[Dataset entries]
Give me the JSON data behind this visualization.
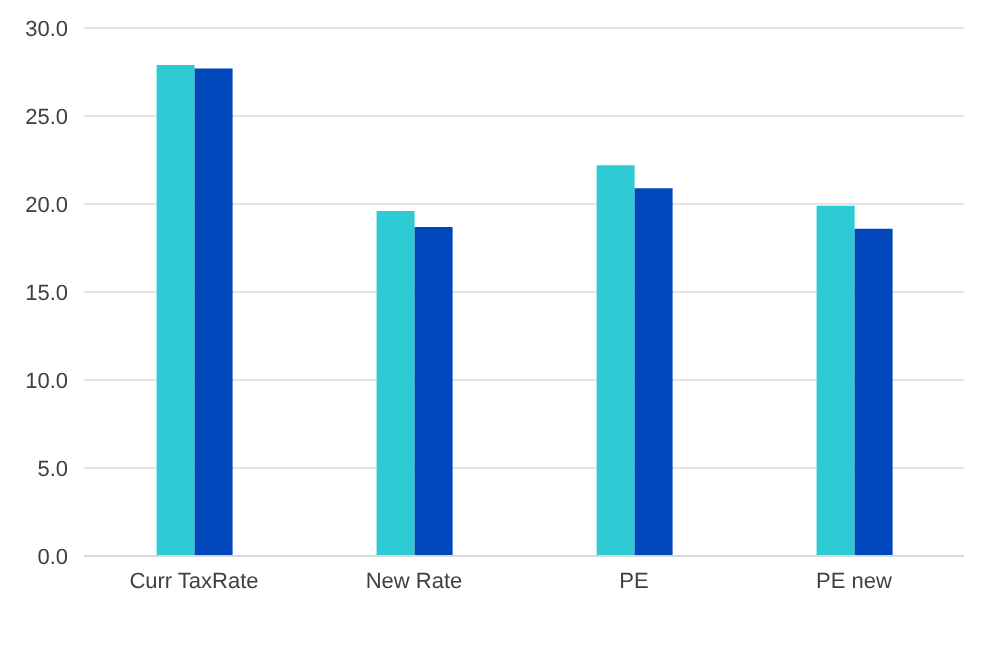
{
  "chart_data": {
    "type": "bar",
    "categories": [
      "Curr TaxRate",
      "New Rate",
      "PE",
      "PE new"
    ],
    "series": [
      {
        "color": "#2ecbd4",
        "values": [
          27.9,
          19.6,
          22.2,
          19.9
        ]
      },
      {
        "color": "#0047bb",
        "values": [
          27.7,
          18.7,
          20.9,
          18.6
        ]
      }
    ],
    "ylim": [
      0,
      30
    ],
    "yticks": [
      {
        "value": 0,
        "label": "0.0"
      },
      {
        "value": 5,
        "label": "5.0"
      },
      {
        "value": 10,
        "label": "10.0"
      },
      {
        "value": 15,
        "label": "15.0"
      },
      {
        "value": 20,
        "label": "20.0"
      },
      {
        "value": 25,
        "label": "25.0"
      },
      {
        "value": 30,
        "label": "30.0"
      }
    ],
    "grid": "y"
  }
}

• **Given instruction**
Within the data above, count the lines that contain the string "label"; the reply is the number alone.

• **Completed task**
7